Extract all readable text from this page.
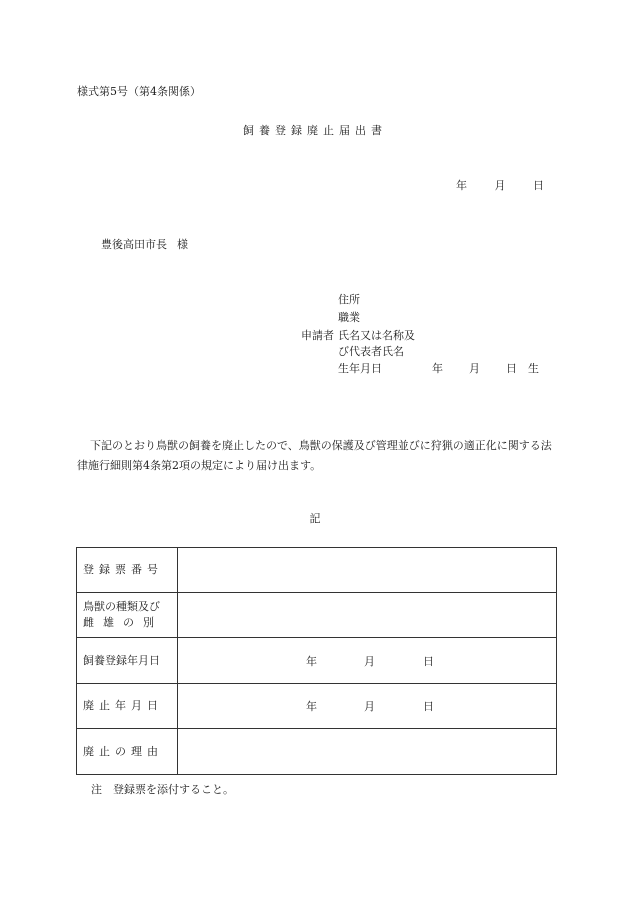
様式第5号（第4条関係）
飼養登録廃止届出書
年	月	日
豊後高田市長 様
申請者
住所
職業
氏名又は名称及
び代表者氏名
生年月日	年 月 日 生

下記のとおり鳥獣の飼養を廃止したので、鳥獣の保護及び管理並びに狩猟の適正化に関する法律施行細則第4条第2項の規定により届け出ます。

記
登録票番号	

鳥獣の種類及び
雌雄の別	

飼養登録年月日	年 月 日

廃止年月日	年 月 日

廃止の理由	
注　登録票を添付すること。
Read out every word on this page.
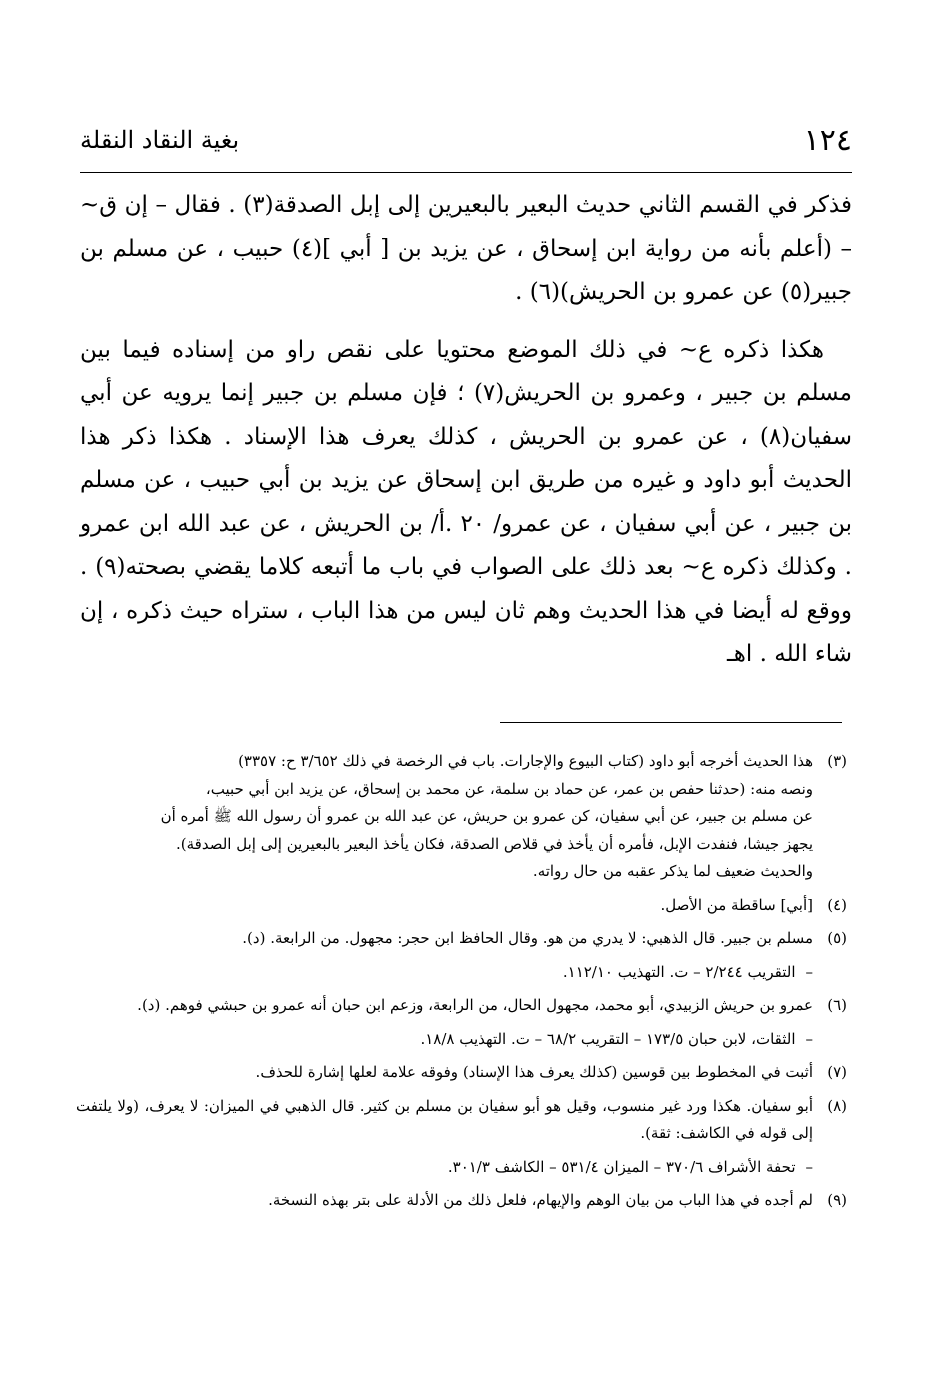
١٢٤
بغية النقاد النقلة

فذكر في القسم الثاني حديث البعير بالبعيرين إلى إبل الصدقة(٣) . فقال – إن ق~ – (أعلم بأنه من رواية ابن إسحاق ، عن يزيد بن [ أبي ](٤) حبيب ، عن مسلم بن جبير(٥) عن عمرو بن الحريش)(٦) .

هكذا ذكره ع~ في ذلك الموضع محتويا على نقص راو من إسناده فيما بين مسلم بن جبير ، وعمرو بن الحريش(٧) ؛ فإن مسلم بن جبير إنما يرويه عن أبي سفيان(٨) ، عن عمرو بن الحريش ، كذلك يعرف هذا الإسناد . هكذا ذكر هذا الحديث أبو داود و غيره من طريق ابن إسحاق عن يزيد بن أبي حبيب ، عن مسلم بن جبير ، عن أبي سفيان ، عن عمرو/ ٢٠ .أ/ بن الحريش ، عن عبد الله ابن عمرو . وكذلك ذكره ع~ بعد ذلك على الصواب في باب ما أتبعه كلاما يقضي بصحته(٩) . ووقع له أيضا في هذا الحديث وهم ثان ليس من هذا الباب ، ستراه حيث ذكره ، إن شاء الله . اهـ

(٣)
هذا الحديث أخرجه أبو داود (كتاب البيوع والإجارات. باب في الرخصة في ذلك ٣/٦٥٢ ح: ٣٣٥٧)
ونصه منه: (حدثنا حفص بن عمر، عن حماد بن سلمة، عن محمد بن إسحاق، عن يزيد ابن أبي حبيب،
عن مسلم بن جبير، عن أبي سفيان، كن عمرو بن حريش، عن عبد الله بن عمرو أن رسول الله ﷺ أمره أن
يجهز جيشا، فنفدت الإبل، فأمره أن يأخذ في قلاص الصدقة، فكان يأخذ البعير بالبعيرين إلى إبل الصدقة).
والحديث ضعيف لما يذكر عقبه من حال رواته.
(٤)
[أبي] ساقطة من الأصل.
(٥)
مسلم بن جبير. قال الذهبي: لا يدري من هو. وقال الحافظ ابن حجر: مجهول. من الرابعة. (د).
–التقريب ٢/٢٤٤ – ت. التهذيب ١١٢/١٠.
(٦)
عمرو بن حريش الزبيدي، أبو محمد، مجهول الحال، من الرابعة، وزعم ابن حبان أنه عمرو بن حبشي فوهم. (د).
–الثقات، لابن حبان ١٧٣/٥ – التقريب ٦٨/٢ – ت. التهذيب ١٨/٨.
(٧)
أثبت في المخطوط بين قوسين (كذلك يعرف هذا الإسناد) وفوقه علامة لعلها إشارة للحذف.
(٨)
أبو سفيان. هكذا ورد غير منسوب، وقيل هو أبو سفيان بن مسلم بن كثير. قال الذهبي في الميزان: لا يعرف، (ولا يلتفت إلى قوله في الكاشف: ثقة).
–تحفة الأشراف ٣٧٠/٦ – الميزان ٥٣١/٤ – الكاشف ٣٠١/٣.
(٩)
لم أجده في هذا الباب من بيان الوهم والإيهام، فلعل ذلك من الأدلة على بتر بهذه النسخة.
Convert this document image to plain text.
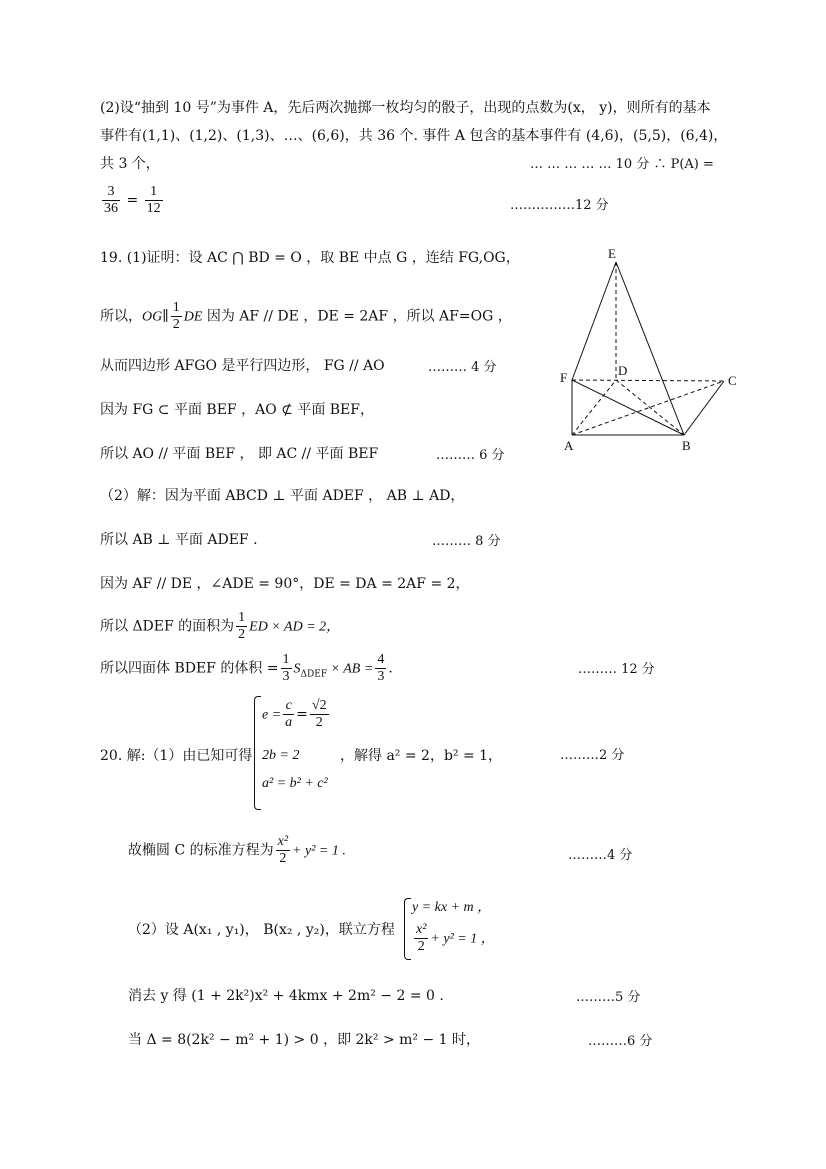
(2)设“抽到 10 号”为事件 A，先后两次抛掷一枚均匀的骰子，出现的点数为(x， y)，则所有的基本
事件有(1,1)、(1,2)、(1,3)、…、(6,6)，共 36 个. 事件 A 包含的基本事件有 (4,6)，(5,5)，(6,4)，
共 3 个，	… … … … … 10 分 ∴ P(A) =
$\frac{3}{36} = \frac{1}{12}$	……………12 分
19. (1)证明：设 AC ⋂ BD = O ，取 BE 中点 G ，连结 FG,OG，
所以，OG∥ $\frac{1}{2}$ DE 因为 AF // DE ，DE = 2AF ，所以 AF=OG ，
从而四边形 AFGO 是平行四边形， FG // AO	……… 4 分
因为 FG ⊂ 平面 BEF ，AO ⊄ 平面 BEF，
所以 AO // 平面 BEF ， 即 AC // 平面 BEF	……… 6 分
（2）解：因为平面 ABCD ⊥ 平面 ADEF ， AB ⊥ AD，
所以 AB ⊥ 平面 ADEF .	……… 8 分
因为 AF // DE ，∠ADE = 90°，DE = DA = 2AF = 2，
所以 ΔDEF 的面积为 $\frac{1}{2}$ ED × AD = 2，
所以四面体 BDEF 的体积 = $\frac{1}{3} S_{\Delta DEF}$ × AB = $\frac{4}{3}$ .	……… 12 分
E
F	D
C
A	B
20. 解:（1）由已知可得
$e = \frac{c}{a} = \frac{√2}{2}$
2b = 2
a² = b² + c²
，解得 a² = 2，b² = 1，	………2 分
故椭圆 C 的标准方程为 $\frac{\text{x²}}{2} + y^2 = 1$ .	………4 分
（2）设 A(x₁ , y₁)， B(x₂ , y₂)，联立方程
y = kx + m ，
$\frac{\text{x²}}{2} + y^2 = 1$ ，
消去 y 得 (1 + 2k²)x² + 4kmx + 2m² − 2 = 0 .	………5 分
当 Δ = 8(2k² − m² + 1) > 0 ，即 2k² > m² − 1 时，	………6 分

--------------------

* Directions
What is the number of lines in the records that contain "التهذيب"? Give that number only.

* Output for this exercise
2